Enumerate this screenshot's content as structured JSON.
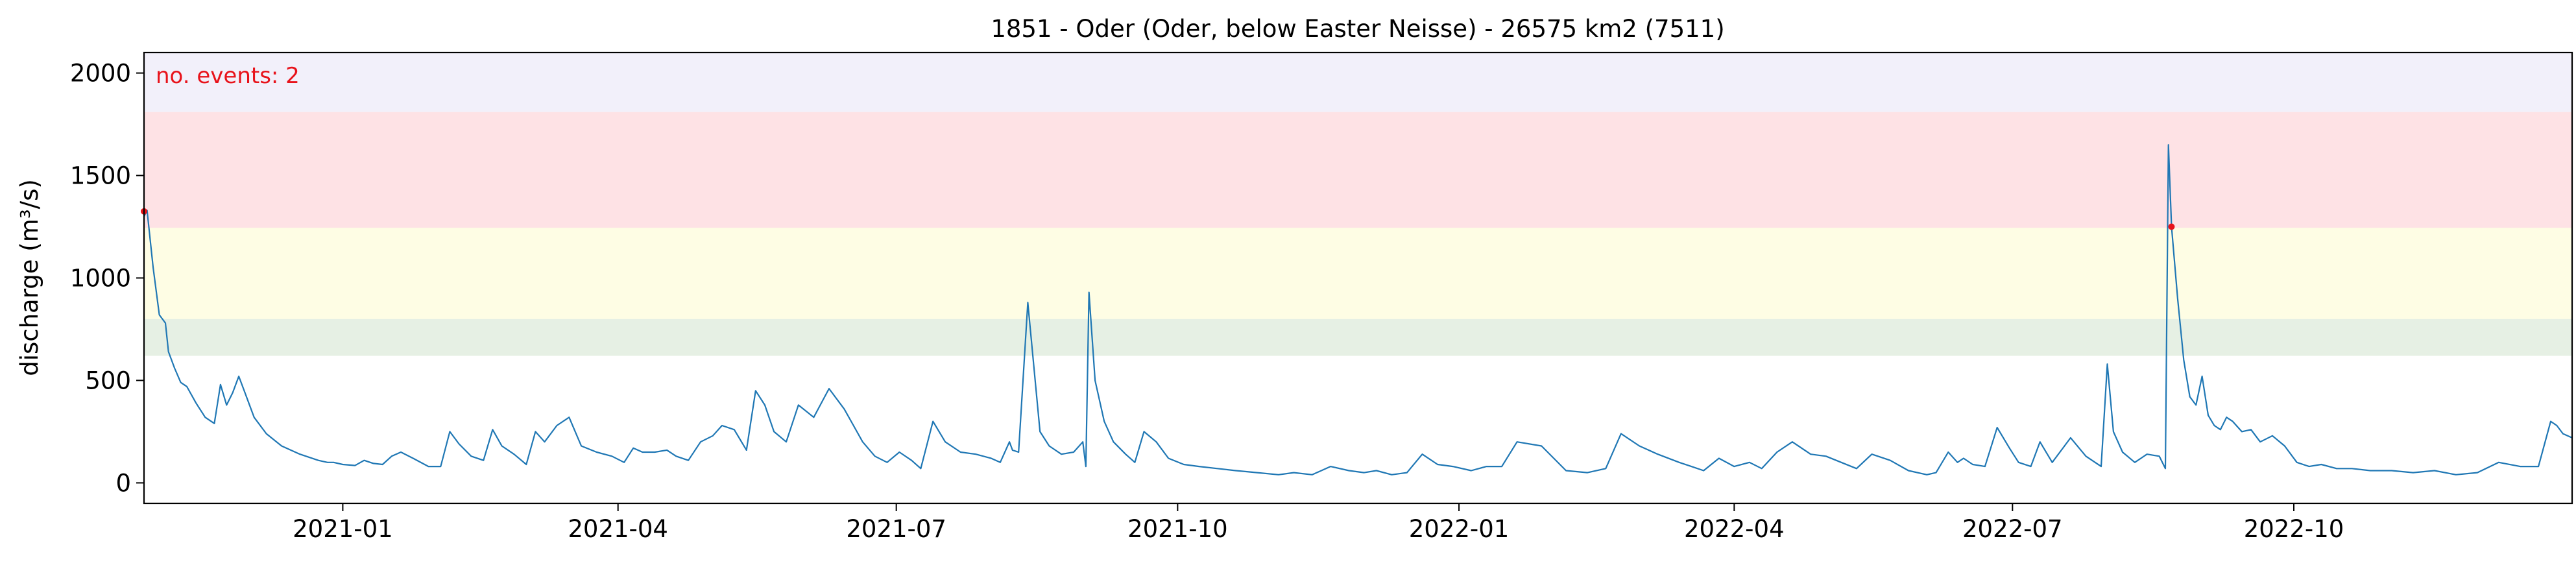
{
  "chart_data": {
    "type": "line",
    "title": "1851 - Oder (Oder, below Easter Neisse) - 26575 km2 (7511)",
    "xlabel": "",
    "ylabel": "discharge (m³/s)",
    "annotation": "no. events: 2",
    "x_range": [
      "2020-10-28",
      "2022-12-31"
    ],
    "ylim": [
      -100,
      2100
    ],
    "y_ticks": [
      0,
      500,
      1000,
      1500,
      2000
    ],
    "x_ticks": [
      "2021-01",
      "2021-04",
      "2021-07",
      "2021-10",
      "2022-01",
      "2022-04",
      "2022-07",
      "2022-10"
    ],
    "grid": false,
    "threshold_bands": [
      {
        "from": 620,
        "to": 800,
        "color": "#e6f0e4"
      },
      {
        "from": 800,
        "to": 1245,
        "color": "#fefde4"
      },
      {
        "from": 1245,
        "to": 1810,
        "color": "#fee2e5"
      },
      {
        "from": 1810,
        "to": 2100,
        "color": "#f2f0fa"
      }
    ],
    "colors": {
      "line": "#1f77b4",
      "event": "#e8121a",
      "annotation": "#e8121a"
    },
    "events": [
      {
        "date": "2020-10-28",
        "value": 1325
      },
      {
        "date": "2022-08-22",
        "value": 1250
      }
    ],
    "series": [
      {
        "x": [
          "2020-10-28",
          "2020-10-29",
          "2020-10-31",
          "2020-11-02",
          "2020-11-04",
          "2020-11-05",
          "2020-11-07",
          "2020-11-09",
          "2020-11-11",
          "2020-11-14",
          "2020-11-17",
          "2020-11-20",
          "2020-11-22",
          "2020-11-24",
          "2020-11-26",
          "2020-11-28",
          "2020-11-30",
          "2020-12-03",
          "2020-12-07",
          "2020-12-12",
          "2020-12-18",
          "2020-12-24",
          "2020-12-27",
          "2020-12-29",
          "2021-01-01",
          "2021-01-05",
          "2021-01-08",
          "2021-01-11",
          "2021-01-14",
          "2021-01-17",
          "2021-01-20",
          "2021-01-24",
          "2021-01-29",
          "2021-02-02",
          "2021-02-05",
          "2021-02-08",
          "2021-02-12",
          "2021-02-16",
          "2021-02-19",
          "2021-02-22",
          "2021-02-26",
          "2021-03-02",
          "2021-03-05",
          "2021-03-08",
          "2021-03-12",
          "2021-03-16",
          "2021-03-20",
          "2021-03-25",
          "2021-03-30",
          "2021-04-03",
          "2021-04-06",
          "2021-04-09",
          "2021-04-13",
          "2021-04-17",
          "2021-04-20",
          "2021-04-24",
          "2021-04-28",
          "2021-05-02",
          "2021-05-05",
          "2021-05-09",
          "2021-05-13",
          "2021-05-16",
          "2021-05-19",
          "2021-05-22",
          "2021-05-26",
          "2021-05-30",
          "2021-06-04",
          "2021-06-09",
          "2021-06-14",
          "2021-06-17",
          "2021-06-20",
          "2021-06-24",
          "2021-06-28",
          "2021-07-02",
          "2021-07-06",
          "2021-07-09",
          "2021-07-13",
          "2021-07-17",
          "2021-07-22",
          "2021-07-27",
          "2021-08-01",
          "2021-08-04",
          "2021-08-07",
          "2021-08-08",
          "2021-08-10",
          "2021-08-13",
          "2021-08-17",
          "2021-08-20",
          "2021-08-24",
          "2021-08-28",
          "2021-08-31",
          "2021-09-01",
          "2021-09-02",
          "2021-09-04",
          "2021-09-07",
          "2021-09-10",
          "2021-09-14",
          "2021-09-17",
          "2021-09-20",
          "2021-09-24",
          "2021-09-28",
          "2021-10-03",
          "2021-10-08",
          "2021-10-14",
          "2021-10-20",
          "2021-10-27",
          "2021-11-03",
          "2021-11-08",
          "2021-11-14",
          "2021-11-20",
          "2021-11-26",
          "2021-12-01",
          "2021-12-05",
          "2021-12-10",
          "2021-12-15",
          "2021-12-20",
          "2021-12-25",
          "2021-12-30",
          "2022-01-05",
          "2022-01-10",
          "2022-01-15",
          "2022-01-20",
          "2022-01-28",
          "2022-02-05",
          "2022-02-12",
          "2022-02-18",
          "2022-02-23",
          "2022-03-01",
          "2022-03-07",
          "2022-03-14",
          "2022-03-18",
          "2022-03-22",
          "2022-03-27",
          "2022-04-01",
          "2022-04-06",
          "2022-04-10",
          "2022-04-15",
          "2022-04-20",
          "2022-04-26",
          "2022-05-01",
          "2022-05-06",
          "2022-05-11",
          "2022-05-16",
          "2022-05-22",
          "2022-05-28",
          "2022-06-03",
          "2022-06-06",
          "2022-06-10",
          "2022-06-13",
          "2022-06-15",
          "2022-06-18",
          "2022-06-22",
          "2022-06-26",
          "2022-06-30",
          "2022-07-03",
          "2022-07-07",
          "2022-07-10",
          "2022-07-14",
          "2022-07-20",
          "2022-07-25",
          "2022-07-30",
          "2022-08-01",
          "2022-08-03",
          "2022-08-06",
          "2022-08-10",
          "2022-08-14",
          "2022-08-18",
          "2022-08-20",
          "2022-08-21",
          "2022-08-22",
          "2022-08-24",
          "2022-08-26",
          "2022-08-28",
          "2022-08-30",
          "2022-09-01",
          "2022-09-03",
          "2022-09-05",
          "2022-09-07",
          "2022-09-09",
          "2022-09-11",
          "2022-09-14",
          "2022-09-17",
          "2022-09-20",
          "2022-09-24",
          "2022-09-28",
          "2022-10-02",
          "2022-10-06",
          "2022-10-10",
          "2022-10-15",
          "2022-10-20",
          "2022-10-26",
          "2022-11-02",
          "2022-11-09",
          "2022-11-16",
          "2022-11-23",
          "2022-11-30",
          "2022-12-07",
          "2022-12-14",
          "2022-12-20",
          "2022-12-24",
          "2022-12-26",
          "2022-12-28",
          "2022-12-31"
        ],
        "y": [
          1300,
          1330,
          1050,
          820,
          780,
          640,
          560,
          490,
          470,
          390,
          320,
          290,
          480,
          380,
          440,
          520,
          440,
          320,
          240,
          180,
          140,
          110,
          100,
          100,
          90,
          85,
          110,
          95,
          90,
          130,
          150,
          120,
          80,
          80,
          250,
          190,
          130,
          110,
          260,
          180,
          140,
          90,
          250,
          200,
          280,
          320,
          180,
          150,
          130,
          100,
          170,
          150,
          150,
          160,
          130,
          110,
          200,
          230,
          280,
          260,
          160,
          450,
          380,
          250,
          200,
          380,
          320,
          460,
          360,
          280,
          200,
          130,
          100,
          150,
          110,
          70,
          300,
          200,
          150,
          140,
          120,
          100,
          200,
          160,
          150,
          880,
          250,
          180,
          140,
          150,
          200,
          80,
          930,
          500,
          300,
          200,
          140,
          100,
          250,
          200,
          120,
          90,
          80,
          70,
          60,
          50,
          40,
          50,
          40,
          80,
          60,
          50,
          60,
          40,
          50,
          140,
          90,
          80,
          60,
          80,
          80,
          200,
          180,
          60,
          50,
          70,
          240,
          180,
          140,
          100,
          80,
          60,
          120,
          80,
          100,
          70,
          150,
          200,
          140,
          130,
          100,
          70,
          140,
          110,
          60,
          40,
          50,
          150,
          100,
          120,
          90,
          80,
          270,
          170,
          100,
          80,
          200,
          100,
          220,
          130,
          80,
          580,
          250,
          150,
          100,
          140,
          130,
          70,
          1650,
          1250,
          900,
          600,
          420,
          380,
          520,
          330,
          280,
          260,
          320,
          300,
          250,
          260,
          200,
          230,
          180,
          100,
          80,
          90,
          70,
          70,
          60,
          60,
          50,
          60,
          40,
          50,
          100,
          80,
          80,
          300,
          280,
          240,
          220
        ]
      }
    ]
  }
}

■ ■ ■ ■ ■ ■ ■

Which lines of the data include "from"? Copy each of them.

| Solved exercise |
        "from": 620,
        "from": 800,
        "from": 1245,
        "from": 1810,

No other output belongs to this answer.